PROVIDED RECORDS:
==*==
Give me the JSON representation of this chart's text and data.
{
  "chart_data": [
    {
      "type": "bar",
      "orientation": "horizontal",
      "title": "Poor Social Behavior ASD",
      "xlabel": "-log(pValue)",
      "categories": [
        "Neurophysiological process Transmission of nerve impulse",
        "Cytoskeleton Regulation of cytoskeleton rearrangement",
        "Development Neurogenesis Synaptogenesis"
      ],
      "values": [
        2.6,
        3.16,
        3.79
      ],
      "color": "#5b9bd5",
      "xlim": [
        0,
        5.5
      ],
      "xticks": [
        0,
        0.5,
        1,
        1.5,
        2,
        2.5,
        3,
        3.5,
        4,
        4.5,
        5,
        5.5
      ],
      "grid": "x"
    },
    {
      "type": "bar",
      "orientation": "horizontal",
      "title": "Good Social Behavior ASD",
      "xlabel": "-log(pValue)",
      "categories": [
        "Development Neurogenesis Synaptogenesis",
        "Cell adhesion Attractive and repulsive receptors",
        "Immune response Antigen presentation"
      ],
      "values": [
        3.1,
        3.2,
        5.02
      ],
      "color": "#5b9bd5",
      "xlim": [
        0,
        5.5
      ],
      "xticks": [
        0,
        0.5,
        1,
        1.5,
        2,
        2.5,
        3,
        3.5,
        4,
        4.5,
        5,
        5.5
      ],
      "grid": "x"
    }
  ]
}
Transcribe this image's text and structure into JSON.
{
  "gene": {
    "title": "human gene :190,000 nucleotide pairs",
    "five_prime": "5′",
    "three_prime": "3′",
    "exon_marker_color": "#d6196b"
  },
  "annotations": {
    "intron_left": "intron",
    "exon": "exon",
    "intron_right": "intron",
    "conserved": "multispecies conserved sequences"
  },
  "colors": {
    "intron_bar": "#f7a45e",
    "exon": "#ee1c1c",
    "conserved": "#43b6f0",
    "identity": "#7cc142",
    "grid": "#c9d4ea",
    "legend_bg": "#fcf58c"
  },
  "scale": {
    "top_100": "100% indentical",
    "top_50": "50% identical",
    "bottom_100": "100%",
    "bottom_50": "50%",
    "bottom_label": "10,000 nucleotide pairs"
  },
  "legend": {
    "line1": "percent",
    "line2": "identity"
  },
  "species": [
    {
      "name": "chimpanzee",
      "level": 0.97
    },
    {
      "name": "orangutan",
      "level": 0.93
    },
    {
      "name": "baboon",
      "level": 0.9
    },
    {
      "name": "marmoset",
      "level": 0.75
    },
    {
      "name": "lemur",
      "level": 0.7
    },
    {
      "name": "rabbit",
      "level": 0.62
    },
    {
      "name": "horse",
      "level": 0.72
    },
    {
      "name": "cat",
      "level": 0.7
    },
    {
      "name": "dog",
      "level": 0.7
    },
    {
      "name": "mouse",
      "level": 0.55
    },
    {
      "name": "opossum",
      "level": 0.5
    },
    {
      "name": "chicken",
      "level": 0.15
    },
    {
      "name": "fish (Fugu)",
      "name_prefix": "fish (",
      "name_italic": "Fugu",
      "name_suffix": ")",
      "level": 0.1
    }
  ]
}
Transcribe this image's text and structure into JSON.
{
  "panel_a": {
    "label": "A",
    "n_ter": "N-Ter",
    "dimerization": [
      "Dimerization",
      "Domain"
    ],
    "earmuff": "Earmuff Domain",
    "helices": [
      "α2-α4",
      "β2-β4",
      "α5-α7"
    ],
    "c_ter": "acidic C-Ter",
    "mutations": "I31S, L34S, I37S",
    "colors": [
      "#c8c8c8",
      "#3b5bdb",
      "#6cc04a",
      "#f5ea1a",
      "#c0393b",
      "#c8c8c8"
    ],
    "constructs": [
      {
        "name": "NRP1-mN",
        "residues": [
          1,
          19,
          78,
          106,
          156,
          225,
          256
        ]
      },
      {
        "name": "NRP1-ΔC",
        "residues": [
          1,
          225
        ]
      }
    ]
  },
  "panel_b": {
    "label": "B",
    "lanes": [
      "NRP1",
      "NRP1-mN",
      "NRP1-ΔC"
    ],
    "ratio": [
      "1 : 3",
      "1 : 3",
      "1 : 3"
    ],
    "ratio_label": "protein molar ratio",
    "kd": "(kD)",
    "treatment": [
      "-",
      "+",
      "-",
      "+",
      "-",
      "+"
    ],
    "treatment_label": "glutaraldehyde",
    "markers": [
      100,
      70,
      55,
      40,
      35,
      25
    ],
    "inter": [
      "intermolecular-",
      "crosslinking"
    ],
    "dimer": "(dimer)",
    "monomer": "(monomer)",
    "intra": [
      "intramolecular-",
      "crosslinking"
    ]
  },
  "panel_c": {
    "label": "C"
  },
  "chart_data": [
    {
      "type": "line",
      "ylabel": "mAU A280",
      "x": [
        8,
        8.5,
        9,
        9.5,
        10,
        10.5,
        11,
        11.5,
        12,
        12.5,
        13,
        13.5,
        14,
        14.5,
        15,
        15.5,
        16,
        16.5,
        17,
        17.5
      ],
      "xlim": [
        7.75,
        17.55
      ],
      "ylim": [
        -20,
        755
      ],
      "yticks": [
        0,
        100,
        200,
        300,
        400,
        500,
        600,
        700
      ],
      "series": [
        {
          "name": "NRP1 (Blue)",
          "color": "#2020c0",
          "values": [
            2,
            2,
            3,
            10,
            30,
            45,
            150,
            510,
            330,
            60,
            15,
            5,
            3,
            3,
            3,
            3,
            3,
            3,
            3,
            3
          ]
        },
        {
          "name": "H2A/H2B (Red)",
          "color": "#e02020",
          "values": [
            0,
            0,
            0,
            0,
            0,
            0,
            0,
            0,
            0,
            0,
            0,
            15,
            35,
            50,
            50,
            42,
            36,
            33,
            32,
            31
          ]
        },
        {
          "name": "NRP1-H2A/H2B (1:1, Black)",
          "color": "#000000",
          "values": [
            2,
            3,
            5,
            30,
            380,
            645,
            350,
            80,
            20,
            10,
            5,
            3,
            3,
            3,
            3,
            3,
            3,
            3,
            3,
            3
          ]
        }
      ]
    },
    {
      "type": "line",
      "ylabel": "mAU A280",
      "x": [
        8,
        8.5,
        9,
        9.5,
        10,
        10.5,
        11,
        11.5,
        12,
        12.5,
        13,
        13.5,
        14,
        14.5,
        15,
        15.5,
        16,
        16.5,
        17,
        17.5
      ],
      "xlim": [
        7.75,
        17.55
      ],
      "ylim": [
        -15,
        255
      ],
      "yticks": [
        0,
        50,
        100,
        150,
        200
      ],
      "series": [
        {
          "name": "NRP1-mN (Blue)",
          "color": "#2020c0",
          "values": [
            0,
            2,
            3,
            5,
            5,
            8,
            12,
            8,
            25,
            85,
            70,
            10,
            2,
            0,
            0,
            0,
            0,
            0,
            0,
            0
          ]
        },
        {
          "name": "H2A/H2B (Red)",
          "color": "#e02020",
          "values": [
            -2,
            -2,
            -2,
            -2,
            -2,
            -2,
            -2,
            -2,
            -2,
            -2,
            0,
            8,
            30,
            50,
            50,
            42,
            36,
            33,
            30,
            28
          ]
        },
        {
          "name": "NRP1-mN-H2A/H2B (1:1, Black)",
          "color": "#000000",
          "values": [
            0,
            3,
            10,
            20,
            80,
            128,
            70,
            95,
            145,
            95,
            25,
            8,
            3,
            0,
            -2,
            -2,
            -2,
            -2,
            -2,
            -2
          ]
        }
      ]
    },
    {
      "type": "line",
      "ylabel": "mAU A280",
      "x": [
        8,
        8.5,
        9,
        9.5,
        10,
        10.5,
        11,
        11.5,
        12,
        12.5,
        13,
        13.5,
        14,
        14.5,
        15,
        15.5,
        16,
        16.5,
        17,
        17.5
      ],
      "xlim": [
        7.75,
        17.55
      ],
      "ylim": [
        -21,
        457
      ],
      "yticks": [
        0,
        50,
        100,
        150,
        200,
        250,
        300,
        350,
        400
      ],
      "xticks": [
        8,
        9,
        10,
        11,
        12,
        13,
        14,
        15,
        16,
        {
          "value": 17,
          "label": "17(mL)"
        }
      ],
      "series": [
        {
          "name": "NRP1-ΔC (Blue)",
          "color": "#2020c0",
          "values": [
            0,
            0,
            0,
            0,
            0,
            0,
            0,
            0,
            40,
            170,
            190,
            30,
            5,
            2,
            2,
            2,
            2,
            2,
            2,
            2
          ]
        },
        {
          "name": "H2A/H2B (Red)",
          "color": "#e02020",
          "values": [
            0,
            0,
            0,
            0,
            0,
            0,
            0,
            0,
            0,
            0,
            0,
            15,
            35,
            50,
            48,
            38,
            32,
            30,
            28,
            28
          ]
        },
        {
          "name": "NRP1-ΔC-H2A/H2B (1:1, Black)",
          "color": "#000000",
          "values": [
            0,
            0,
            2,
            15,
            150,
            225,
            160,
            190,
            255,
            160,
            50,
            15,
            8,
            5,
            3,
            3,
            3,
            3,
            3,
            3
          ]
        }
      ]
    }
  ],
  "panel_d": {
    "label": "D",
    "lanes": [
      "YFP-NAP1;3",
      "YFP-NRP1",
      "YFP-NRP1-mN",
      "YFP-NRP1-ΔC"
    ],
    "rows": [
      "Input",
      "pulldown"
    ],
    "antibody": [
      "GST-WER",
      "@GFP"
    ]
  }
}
==*==
DESCRIPTION OF THE TASK: Look over the material and return every line where the word "Black" is found.

SOLUTION TO THIS TASK:
          "name": "NRP1-H2A/H2B (1:1, Black)",
          "name": "NRP1-mN-H2A/H2B (1:1, Black)",
          "name": "NRP1-ΔC-H2A/H2B (1:1, Black)",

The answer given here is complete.